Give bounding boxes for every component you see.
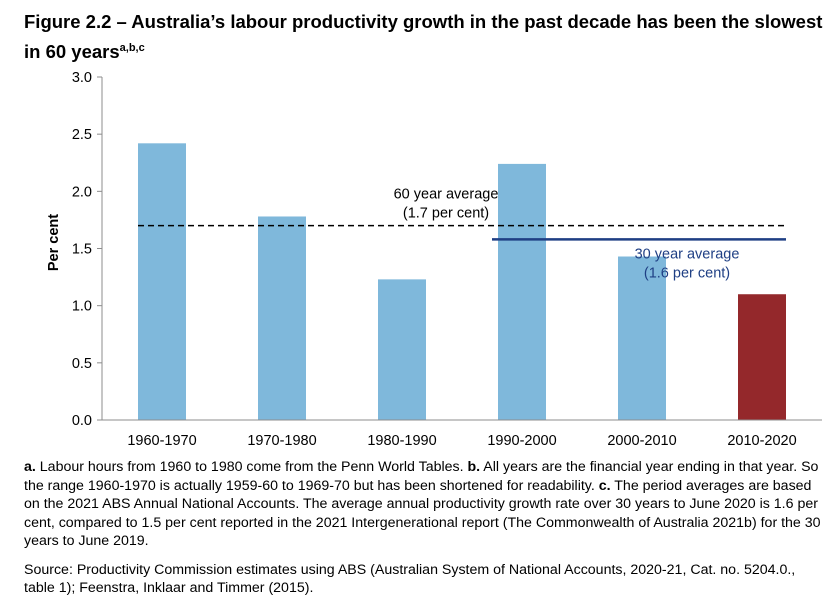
bar-1980-1990: [378, 279, 426, 420]
x-tick-label: 1970-1980: [247, 433, 316, 449]
y-axis: 0.0 0.5 1.0 1.5 2.0 2.5 3.0 Per cent: [46, 70, 103, 429]
figure-title-text: Figure 2.2 – Australia’s labour producti…: [24, 11, 823, 62]
bar-2000-2010: [618, 256, 666, 420]
sixty-year-average-label-line1: 60 year average: [394, 187, 499, 203]
y-tick-label: 3.0: [72, 70, 92, 86]
sixty-year-average-label-line2: (1.7 per cent): [403, 206, 489, 222]
x-axis: 1960-1970 1970-1980 1980-1990 1990-2000 2000…: [102, 419, 822, 449]
y-tick-label: 1.0: [72, 299, 92, 315]
bars-group: [138, 143, 786, 421]
y-tick-label: 0.5: [72, 356, 92, 372]
note-c-text: The period averages are based on the 202…: [24, 477, 821, 550]
note-b-letter: b.: [467, 459, 481, 475]
figure-notes: a. Labour hours from 1960 to 1980 come f…: [24, 458, 824, 598]
note-a-text: Labour hours from 1960 to 1980 come from…: [35, 459, 468, 475]
thirty-year-average-label-line1: 30 year average: [635, 246, 740, 262]
source-note: Source: Productivity Commission estimate…: [24, 561, 796, 597]
x-tick-label: 1990-2000: [487, 433, 556, 449]
note-a-letter: a.: [24, 459, 36, 475]
bar-1990-2000: [498, 163, 546, 421]
note-c-letter: c.: [598, 477, 611, 494]
x-tick-label: 1960-1970: [127, 433, 196, 449]
bar-2010-2020: [738, 294, 786, 420]
x-tick-label: 2010-2020: [727, 433, 796, 449]
y-tick-label: 0.0: [72, 413, 92, 429]
figure-title: Figure 2.2 – Australia’s labour producti…: [24, 8, 824, 65]
y-axis-title: Per cent: [46, 214, 62, 271]
bar-1960-1970: [138, 143, 186, 420]
notes-paragraph: a. Labour hours from 1960 to 1980 come f…: [24, 458, 824, 551]
note-b-text: All years are the financial year ending …: [24, 459, 819, 494]
bar-1970-1980: [258, 216, 306, 420]
y-tick-label: 1.5: [72, 242, 92, 258]
x-tick-label: 1980-1990: [367, 433, 436, 449]
x-tick-label: 2000-2010: [607, 433, 676, 449]
reference-lines-group: 60 year average (1.7 per cent) 30 year ave…: [138, 187, 786, 281]
thirty-year-average-label-line2: (1.6 per cent): [644, 265, 730, 281]
figure-title-superscript: a,b,c: [119, 42, 145, 54]
y-tick-label: 2.5: [72, 127, 92, 143]
y-tick-label: 2.0: [72, 184, 92, 200]
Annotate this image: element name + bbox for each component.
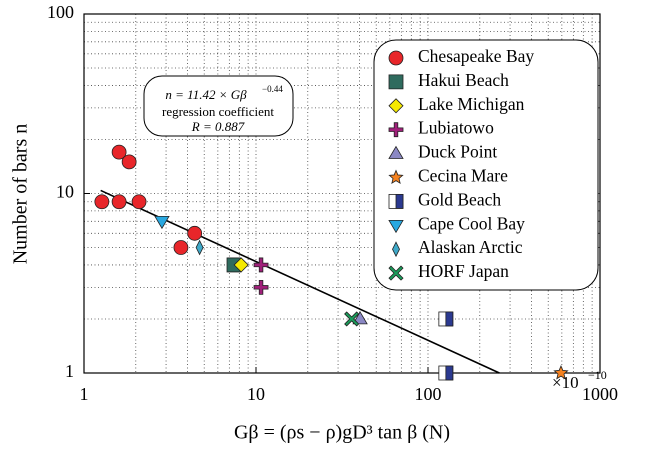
annotation-exponent: −0.44: [262, 84, 283, 94]
legend-label: Alaskan Arctic: [418, 237, 523, 257]
marker: [131, 194, 147, 210]
marker: [253, 257, 269, 273]
x-tick-label: 1000: [582, 384, 618, 404]
y-tick-label: 1: [65, 361, 74, 381]
x-multiplier: ×10: [552, 373, 579, 392]
legend-marker: [388, 265, 404, 281]
annotation-formula: n = 11.42 × Gβ: [165, 87, 247, 102]
legend-marker: [388, 74, 404, 90]
marker: [121, 154, 137, 170]
marker: [187, 225, 203, 241]
legend-marker: [388, 169, 404, 185]
legend-label: Chesapeake Bay: [418, 46, 534, 66]
y-tick-label: 100: [47, 2, 74, 22]
marker: [344, 311, 360, 327]
legend-marker: [392, 241, 400, 258]
legend-label: Cecina Mare: [418, 166, 508, 186]
x-tick-label: 100: [415, 384, 442, 404]
marker-part: [445, 311, 454, 327]
annotation-box: [143, 75, 294, 137]
y-axis-label: Number of bars n: [10, 124, 32, 265]
marker-part: [445, 365, 454, 381]
marker: [94, 194, 110, 210]
marker: [111, 194, 127, 210]
marker: [154, 216, 170, 230]
x-tick-label: 10: [247, 384, 265, 404]
legend-marker: [388, 98, 404, 114]
legend-label: Duck Point: [418, 142, 497, 162]
legend-marker: [388, 220, 404, 234]
annotation-text: regression coefficient: [162, 104, 274, 119]
legend-label: Gold Beach: [418, 189, 501, 209]
legend-label: Hakui Beach: [418, 70, 509, 90]
fit-line: [100, 189, 500, 374]
marker: [438, 311, 454, 327]
marker: [195, 239, 204, 256]
marker: [253, 279, 269, 295]
legend-marker: [388, 193, 404, 209]
legend-marker: [388, 50, 404, 66]
legend: [373, 39, 599, 291]
x-axis-label: Gβ = (ρs − ρ)gD³ tan β (N): [234, 422, 450, 444]
marker: [173, 240, 189, 255]
marker: [553, 364, 569, 380]
legend-marker: [388, 122, 404, 138]
x-multiplier-exponent: −10: [588, 368, 607, 382]
marker: [352, 311, 368, 325]
legend-label: HORF Japan: [418, 261, 509, 281]
legend-marker: [388, 145, 404, 159]
marker: [111, 144, 127, 160]
marker: [233, 257, 249, 273]
marker: [438, 365, 454, 381]
legend-label: Lubiatowo: [418, 118, 494, 138]
annotation-text: R = 0.887: [191, 119, 245, 134]
marker-part: [395, 193, 404, 209]
y-tick-label: 10: [56, 182, 74, 202]
legend-label: Cape Cool Bay: [418, 213, 525, 233]
x-tick-label: 1: [80, 384, 89, 404]
legend-label: Lake Michigan: [418, 94, 525, 114]
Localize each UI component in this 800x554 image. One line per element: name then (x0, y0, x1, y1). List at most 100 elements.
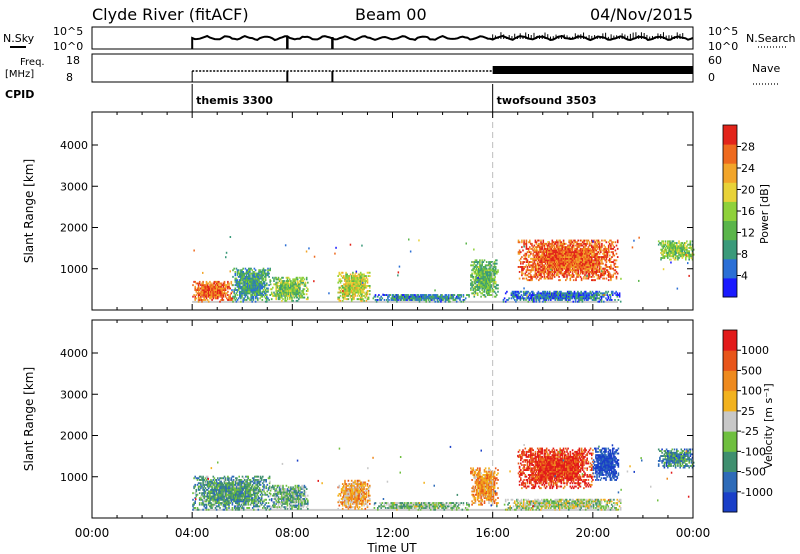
range-gate-cell (279, 281, 282, 284)
range-gate-cell (295, 294, 298, 297)
range-gate-cell (219, 492, 221, 495)
range-gate-cell (341, 286, 344, 289)
range-gate-cell (517, 266, 520, 268)
range-gate-cell (207, 487, 210, 490)
range-gate-cell (213, 492, 216, 495)
range-gate-cell (278, 296, 281, 299)
range-gate-cell (612, 247, 614, 250)
range-gate-cell (545, 244, 548, 247)
range-gate-cell (357, 293, 360, 296)
range-gate-cell (244, 287, 247, 290)
range-gate-cell (448, 297, 450, 300)
range-gate-cell (294, 280, 297, 282)
range-gate-cell (533, 257, 536, 260)
range-gate-cell (230, 495, 233, 498)
range-gate-cell (539, 249, 541, 252)
range-gate-cell (579, 262, 582, 265)
range-gate-cell (192, 503, 194, 506)
range-gate-cell (220, 295, 222, 298)
range-gate-cell (470, 274, 472, 277)
range-gate-cell (579, 257, 582, 260)
range-gate-cell (546, 294, 549, 296)
range-gate-cell (240, 290, 242, 293)
range-gate-cell (577, 252, 579, 255)
range-gate-cell (571, 257, 574, 260)
range-gate-cell (574, 239, 576, 242)
range-gate-cell (230, 487, 233, 490)
range-gate-cell (487, 282, 489, 285)
range-gate-cell (237, 285, 240, 288)
range-gate-cell (579, 251, 582, 254)
range-gate-cell (570, 247, 573, 250)
range-gate-cell (224, 482, 227, 485)
range-gate-cell (562, 257, 565, 260)
range-gate-cell (205, 297, 208, 300)
range-gate-cell (415, 295, 417, 298)
range-gate-cell (489, 269, 491, 272)
range-gate-cell (536, 292, 539, 295)
range-gate-cell (544, 267, 547, 270)
range-gate-cell (200, 292, 202, 295)
range-gate-cell (612, 294, 614, 296)
range-gate-cell (282, 280, 284, 282)
range-gate-cell (607, 290, 610, 293)
range-gate-cell (220, 488, 222, 491)
range-gate-cell (478, 285, 480, 288)
range-gate-cell (226, 292, 228, 295)
range-gate-cell (563, 274, 566, 277)
range-gate-cell (232, 487, 235, 490)
range-gate-cell (266, 299, 268, 301)
range-gate-cell (205, 479, 208, 481)
range-gate-cell (237, 502, 239, 504)
range-gate-cell (259, 274, 261, 277)
range-gate-cell (530, 279, 532, 282)
range-gate-cell (662, 250, 664, 253)
range-gate-cell (602, 274, 604, 277)
range-gate-cell (470, 282, 472, 285)
range-gate-cell (583, 272, 585, 275)
range-gate-cell (422, 295, 424, 298)
range-gate-cell (527, 300, 530, 303)
range-gate-cell (525, 292, 527, 295)
range-gate-cell (427, 299, 430, 301)
range-gate-cell (540, 256, 542, 258)
range-gate-cell (484, 285, 487, 288)
range-gate-cell (488, 275, 490, 278)
range-gate-cell (538, 259, 540, 262)
range-gate-cell (521, 267, 523, 270)
range-gate-cell (223, 482, 226, 485)
range-gate-cell (610, 279, 612, 282)
range-gate-cell (607, 274, 610, 277)
range-gate-cell (535, 267, 538, 270)
range-gate-cell (607, 275, 610, 278)
range-gate-cell (278, 298, 281, 301)
range-gate-cell (307, 290, 309, 292)
range-gate-cell (259, 289, 261, 291)
range-gate-cell (672, 255, 675, 258)
range-gate-cell (450, 295, 452, 298)
range-gate-cell (253, 282, 256, 285)
range-gate-cell (205, 280, 208, 283)
range-gate-cell (211, 497, 213, 499)
range-gate-cell (551, 262, 554, 265)
range-gate-cell (349, 243, 352, 246)
range-gate-cell (350, 291, 353, 294)
range-gate-cell (350, 288, 353, 291)
range-gate-cell (261, 284, 264, 287)
range-gate-cell (606, 251, 609, 254)
range-gate-cell (227, 500, 229, 503)
range-gate-cell (221, 299, 224, 301)
range-gate-cell (575, 247, 577, 250)
range-gate-cell (240, 275, 242, 278)
range-gate-cell (571, 241, 574, 244)
range-gate-cell (238, 500, 240, 503)
range-gate-cell (379, 297, 381, 300)
range-gate-cell (583, 290, 586, 293)
range-gate-cell (217, 490, 219, 493)
range-gate-cell (352, 286, 354, 289)
range-gate-cell (234, 280, 237, 283)
range-gate-cell (245, 280, 248, 283)
range-gate-cell (475, 289, 478, 291)
range-gate-cell (458, 295, 460, 298)
range-gate-cell (615, 294, 617, 296)
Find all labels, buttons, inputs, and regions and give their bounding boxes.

-*-*-

→ Directions
Please find every row above that contains the string "text", matching case exactly, and copy each of those rows in full.

→ Task answer
figure-title-text: Figure 2.2 – Australia’s labour producti…: [24, 11, 823, 62]
note-c-text: The period averages are based on the 202…: [24, 477, 821, 550]
note-a-text: Labour hours from 1960 to 1980 come from…: [35, 459, 468, 475]
note-b-text: All years are the financial year ending …: [24, 459, 819, 494]
annotation-text: regression coefficient: [162, 104, 274, 119]
annotation-text: R = 0.887: [191, 119, 245, 134]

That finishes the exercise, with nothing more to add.